» **OBJECTIVE**: Reproduce the listing below in its entirety. Change nothing.

Recorded data:
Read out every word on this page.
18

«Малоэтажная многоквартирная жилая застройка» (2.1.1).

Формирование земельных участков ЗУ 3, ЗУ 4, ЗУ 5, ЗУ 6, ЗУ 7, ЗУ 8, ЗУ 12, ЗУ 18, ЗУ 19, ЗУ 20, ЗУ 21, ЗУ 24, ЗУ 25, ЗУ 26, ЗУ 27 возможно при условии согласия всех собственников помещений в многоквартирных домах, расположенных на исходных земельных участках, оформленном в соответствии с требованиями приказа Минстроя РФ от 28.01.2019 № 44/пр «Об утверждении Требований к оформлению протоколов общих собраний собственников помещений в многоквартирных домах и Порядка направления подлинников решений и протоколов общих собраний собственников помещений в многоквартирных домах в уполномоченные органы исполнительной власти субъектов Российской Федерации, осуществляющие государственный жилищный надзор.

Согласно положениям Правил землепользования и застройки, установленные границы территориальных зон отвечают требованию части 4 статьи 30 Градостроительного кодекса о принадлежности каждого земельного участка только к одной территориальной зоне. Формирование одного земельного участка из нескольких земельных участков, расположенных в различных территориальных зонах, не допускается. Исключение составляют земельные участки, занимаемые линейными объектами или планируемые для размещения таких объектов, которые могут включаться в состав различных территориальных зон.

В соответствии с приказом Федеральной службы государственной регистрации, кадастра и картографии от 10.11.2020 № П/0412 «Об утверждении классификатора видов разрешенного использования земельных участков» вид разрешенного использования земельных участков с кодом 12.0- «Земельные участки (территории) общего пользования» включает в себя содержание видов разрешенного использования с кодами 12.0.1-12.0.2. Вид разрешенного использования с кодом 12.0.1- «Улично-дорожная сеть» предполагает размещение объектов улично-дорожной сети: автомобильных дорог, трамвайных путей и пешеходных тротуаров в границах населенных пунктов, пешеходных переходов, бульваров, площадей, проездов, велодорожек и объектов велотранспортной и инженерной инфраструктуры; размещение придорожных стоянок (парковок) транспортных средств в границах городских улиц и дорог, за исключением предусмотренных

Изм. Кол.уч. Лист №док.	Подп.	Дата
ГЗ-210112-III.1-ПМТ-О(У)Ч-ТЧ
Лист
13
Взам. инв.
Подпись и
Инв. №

» **RESULT OF THE TASK**:
Read out every word on this page.
18

«Малоэтажная многоквартирная жилая застройка» (2.1.1).

Формирование земельных участков ЗУ 3, ЗУ 4, ЗУ 5, ЗУ 6, ЗУ 7, ЗУ 8, ЗУ 12, ЗУ 18, ЗУ 19, ЗУ 20, ЗУ 21, ЗУ 24, ЗУ 25, ЗУ 26, ЗУ 27 возможно при условии согласия всех собственников помещений в многоквартирных домах, расположенных на исходных земельных участках, оформленном в соответствии с требованиями приказа Минстроя РФ от 28.01.2019 № 44/пр «Об утверждении Требований к оформлению протоколов общих собраний собственников помещений в многоквартирных домах и Порядка направления подлинников решений и протоколов общих собраний собственников помещений в многоквартирных домах в уполномоченные органы исполнительной власти субъектов Российской Федерации, осуществляющие государственный жилищный надзор.

Согласно положениям Правил землепользования и застройки, установленные границы территориальных зон отвечают требованию части 4 статьи 30 Градостроительного кодекса о принадлежности каждого земельного участка только к одной территориальной зоне. Формирование одного земельного участка из нескольких земельных участков, расположенных в различных территориальных зонах, не допускается. Исключение составляют земельные участки, занимаемые линейными объектами или планируемые для размещения таких объектов, которые могут включаться в состав различных территориальных зон.

В соответствии с приказом Федеральной службы государственной регистрации, кадастра и картографии от 10.11.2020 № П/0412 «Об утверждении классификатора видов разрешенного использования земельных участков» вид разрешенного использования земельных участков с кодом 12.0- «Земельные участки (территории) общего пользования» включает в себя содержание видов разрешенного использования с кодами 12.0.1-12.0.2. Вид разрешенного использования с кодом 12.0.1- «Улично-дорожная сеть» предполагает размещение объектов улично-дорожной сети: автомобильных дорог, трамвайных путей и пешеходных тротуаров в границах населенных пунктов, пешеходных переходов, бульваров, площадей, проездов, велодорожек и объектов велотранспортной и инженерной инфраструктуры; размещение придорожных стоянок (парковок) транспортных средств в границах городских улиц и дорог, за исключением предусмотренных

Изм. Кол.уч. Лист №док.	Подп.	Дата
ГЗ-210112-III.1-ПМТ-О(У)Ч-ТЧ
Лист
13
Взам. инв.
Подпись и
Инв. №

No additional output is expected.